##### INFORMATION SUPPLIED

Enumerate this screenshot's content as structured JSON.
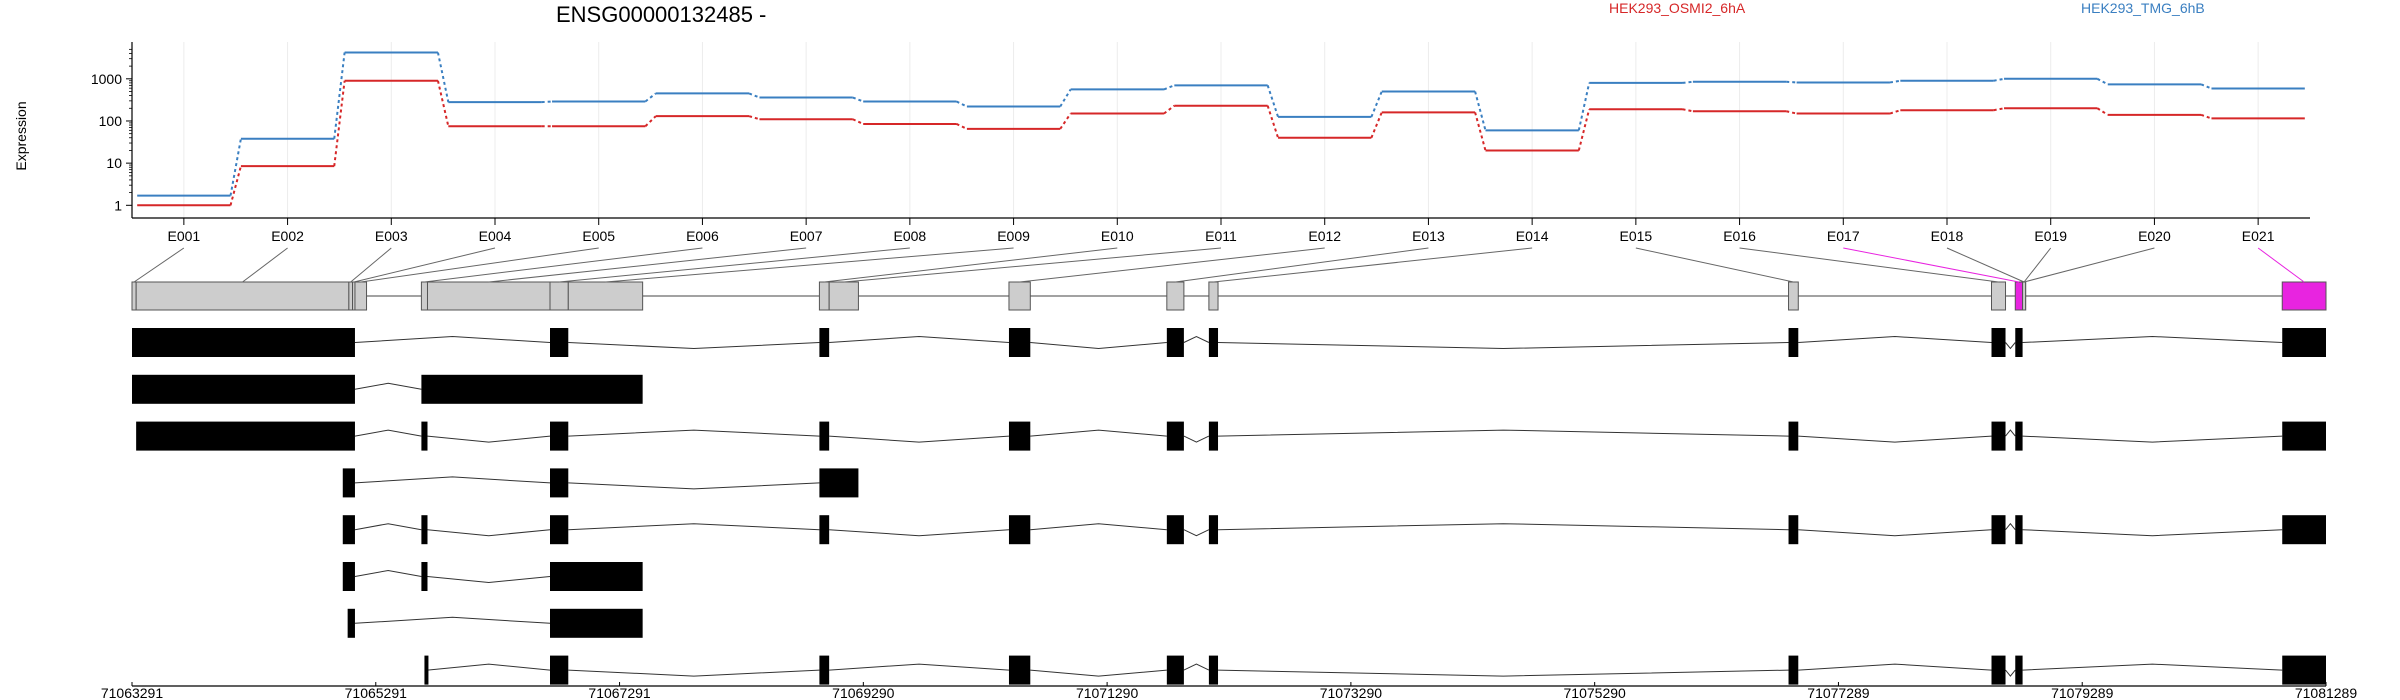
{
  "chart_data": {
    "type": "line",
    "title": "ENSG00000132485 -",
    "ylabel": "Expression",
    "y_scale": "log10",
    "ylim": [
      0.5,
      6000
    ],
    "y_ticks": [
      1,
      10,
      100,
      1000
    ],
    "y_tick_labels": [
      "1",
      "10",
      "100",
      "1000"
    ],
    "grid": "vertical, light",
    "legend": "top-right",
    "categories": [
      "E001",
      "E002",
      "E003",
      "E004",
      "E005",
      "E006",
      "E007",
      "E008",
      "E009",
      "E010",
      "E011",
      "E012",
      "E013",
      "E014",
      "E015",
      "E016",
      "E017",
      "E018",
      "E019",
      "E020",
      "E021"
    ],
    "series": [
      {
        "name": "HEK293_OSMI2_6hA",
        "color": "#d62728",
        "values": [
          1,
          8.5,
          900,
          75,
          75,
          130,
          110,
          85,
          65,
          150,
          230,
          40,
          160,
          20,
          190,
          170,
          150,
          180,
          200,
          140,
          115
        ]
      },
      {
        "name": "HEK293_TMG_6hB",
        "color": "#3a7fc1",
        "values": [
          1.7,
          38,
          4200,
          280,
          290,
          450,
          360,
          290,
          220,
          560,
          700,
          125,
          500,
          60,
          800,
          850,
          820,
          900,
          1000,
          740,
          590
        ]
      }
    ],
    "genomic_axis": {
      "tick_labels": [
        "71063291",
        "71065291",
        "71067291",
        "71069290",
        "71071290",
        "71073290",
        "71075290",
        "71077289",
        "71079289",
        "71081289"
      ],
      "range": [
        71063291,
        71081289
      ]
    },
    "exon_bins": [
      {
        "id": "E001",
        "start": 71063291,
        "end": 71063325
      },
      {
        "id": "E002",
        "start": 71063325,
        "end": 71065070
      },
      {
        "id": "E003",
        "start": 71065070,
        "end": 71065100
      },
      {
        "id": "E004",
        "start": 71065100,
        "end": 71065120
      },
      {
        "id": "E005",
        "start": 71065120,
        "end": 71065215
      },
      {
        "id": "E006",
        "start": 71065665,
        "end": 71065715
      },
      {
        "id": "E007",
        "start": 71065715,
        "end": 71066720
      },
      {
        "id": "E008",
        "start": 71066720,
        "end": 71066870
      },
      {
        "id": "E009",
        "start": 71066870,
        "end": 71067480
      },
      {
        "id": "E010",
        "start": 71068930,
        "end": 71069010
      },
      {
        "id": "E011",
        "start": 71069010,
        "end": 71069250
      },
      {
        "id": "E012",
        "start": 71070485,
        "end": 71070660
      },
      {
        "id": "E013",
        "start": 71071780,
        "end": 71071920
      },
      {
        "id": "E014",
        "start": 71072125,
        "end": 71072200
      },
      {
        "id": "E015",
        "start": 71076880,
        "end": 71076960
      },
      {
        "id": "E016",
        "start": 71078545,
        "end": 71078660
      },
      {
        "id": "E017",
        "start": 71078740,
        "end": 71078800
      },
      {
        "id": "E018",
        "start": 71078800,
        "end": 71078800
      },
      {
        "id": "E019",
        "start": 71078800,
        "end": 71078800
      },
      {
        "id": "E020",
        "start": 71078800,
        "end": 71078800
      },
      {
        "id": "E021",
        "start": 71080930,
        "end": 71081289
      }
    ],
    "highlighted_bins": [
      "E017",
      "E021"
    ],
    "highlight_color": "#e824e0",
    "transcripts": [
      [
        [
          71063291,
          71065120
        ],
        [
          71066720,
          71066870
        ],
        [
          71068930,
          71069010
        ],
        [
          71070485,
          71070660
        ],
        [
          71071780,
          71071920
        ],
        [
          71072125,
          71072200
        ],
        [
          71076880,
          71076960
        ],
        [
          71078545,
          71078660
        ],
        [
          71078740,
          71078800
        ],
        [
          71080930,
          71081289
        ]
      ],
      [
        [
          71063291,
          71065120
        ],
        [
          71065665,
          71067480
        ]
      ],
      [
        [
          71063325,
          71065120
        ],
        [
          71065665,
          71065715
        ],
        [
          71066720,
          71066870
        ],
        [
          71068930,
          71069010
        ],
        [
          71070485,
          71070660
        ],
        [
          71071780,
          71071920
        ],
        [
          71072125,
          71072200
        ],
        [
          71076880,
          71076960
        ],
        [
          71078545,
          71078660
        ],
        [
          71078740,
          71078800
        ],
        [
          71080930,
          71081289
        ]
      ],
      [
        [
          71065020,
          71065120
        ],
        [
          71066720,
          71066870
        ],
        [
          71068930,
          71069250
        ]
      ],
      [
        [
          71065020,
          71065120
        ],
        [
          71065665,
          71065715
        ],
        [
          71066720,
          71066870
        ],
        [
          71068930,
          71069010
        ],
        [
          71070485,
          71070660
        ],
        [
          71071780,
          71071920
        ],
        [
          71072125,
          71072200
        ],
        [
          71076880,
          71076960
        ],
        [
          71078545,
          71078660
        ],
        [
          71078740,
          71078800
        ],
        [
          71080930,
          71081289
        ]
      ],
      [
        [
          71065020,
          71065120
        ],
        [
          71065665,
          71065715
        ],
        [
          71066720,
          71067480
        ]
      ],
      [
        [
          71065060,
          71065120
        ],
        [
          71066720,
          71067480
        ]
      ],
      [
        [
          71065690,
          71065715
        ],
        [
          71066720,
          71066870
        ],
        [
          71068930,
          71069010
        ],
        [
          71070485,
          71070660
        ],
        [
          71071780,
          71071920
        ],
        [
          71072125,
          71072200
        ],
        [
          71076880,
          71076960
        ],
        [
          71078545,
          71078660
        ],
        [
          71078740,
          71078800
        ],
        [
          71080930,
          71081289
        ]
      ]
    ]
  }
}
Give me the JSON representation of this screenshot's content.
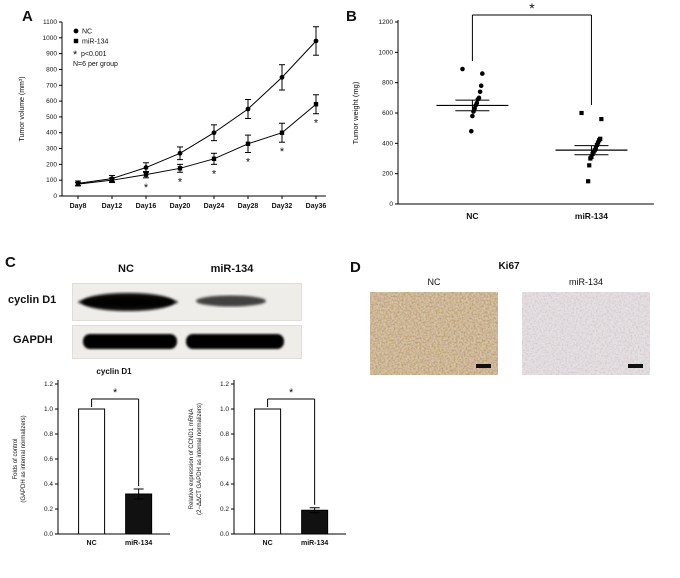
{
  "figure": {
    "panel_a_label": "A",
    "panel_b_label": "B",
    "panel_c_label": "C",
    "panel_d_label": "D"
  },
  "panel_c": {
    "col_headers": [
      "NC",
      "miR-134"
    ],
    "row_labels": [
      "cyclin D1",
      "GAPDH"
    ]
  },
  "panel_d": {
    "title": "Ki67",
    "col_labels": [
      "NC",
      "miR-134"
    ]
  },
  "chart_data": [
    {
      "id": "chart-a",
      "type": "line",
      "ylabel": "Tumor volume (mm³)",
      "categories": [
        "Day8",
        "Day12",
        "Day16",
        "Day20",
        "Day24",
        "Day28",
        "Day32",
        "Day36"
      ],
      "series": [
        {
          "name": "NC",
          "marker": "circle",
          "values": [
            80,
            110,
            180,
            270,
            400,
            550,
            750,
            980
          ],
          "errors": [
            15,
            20,
            30,
            40,
            50,
            60,
            80,
            90
          ]
        },
        {
          "name": "miR-134",
          "marker": "square",
          "values": [
            75,
            100,
            135,
            175,
            235,
            330,
            400,
            580
          ],
          "errors": [
            10,
            15,
            20,
            25,
            35,
            55,
            60,
            60
          ]
        }
      ],
      "ylim": [
        0,
        1100
      ],
      "ytick_step": 100,
      "tick_decimals": 0,
      "star_indices": [
        2,
        3,
        4,
        5,
        6,
        7
      ],
      "legend_notes": [
        "* p<0.001",
        "N=6 per group"
      ]
    },
    {
      "id": "chart-b",
      "type": "scatter",
      "ylabel": "Tumor weight (mg)",
      "groups": [
        {
          "name": "NC",
          "marker": "circle",
          "mean": 650,
          "sem": 35,
          "values": [
            890,
            860,
            780,
            740,
            700,
            690,
            665,
            650,
            630,
            610,
            580,
            480
          ]
        },
        {
          "name": "miR-134",
          "marker": "square",
          "mean": 355,
          "sem": 30,
          "values": [
            600,
            560,
            430,
            420,
            405,
            390,
            370,
            355,
            345,
            330,
            310,
            300,
            255,
            150
          ]
        }
      ],
      "ylim": [
        0,
        1200
      ],
      "ytick_step": 200,
      "tick_decimals": 0,
      "significance": "*"
    },
    {
      "id": "chart-c1",
      "type": "bar",
      "title": "cyclin D1",
      "ylabel_lines": [
        "Folds of control",
        "(GAPDH as internal normalizers)"
      ],
      "categories": [
        "NC",
        "miR-134"
      ],
      "values": [
        1.0,
        0.32
      ],
      "errors": [
        0,
        0.04
      ],
      "bar_colors": [
        "#ffffff",
        "#111111"
      ],
      "ylim": [
        0,
        1.2
      ],
      "ytick_step": 0.2,
      "tick_decimals": 1,
      "significance": "*"
    },
    {
      "id": "chart-c2",
      "type": "bar",
      "title": "",
      "ylabel_lines": [
        "Relative expression of CCND1 mRNA",
        "(2−ΔΔCT GAPDH as internal normalizers)"
      ],
      "categories": [
        "NC",
        "miR-134"
      ],
      "values": [
        1.0,
        0.19
      ],
      "errors": [
        0,
        0.02
      ],
      "bar_colors": [
        "#ffffff",
        "#111111"
      ],
      "ylim": [
        0,
        1.2
      ],
      "ytick_step": 0.2,
      "tick_decimals": 1,
      "significance": "*"
    }
  ]
}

##########

> [AIM OF THE TASK]:
Please give a count of the lines in the records where the word "normalizers" occurs, with nothing besides it.

> [TASK ANSWER]:
2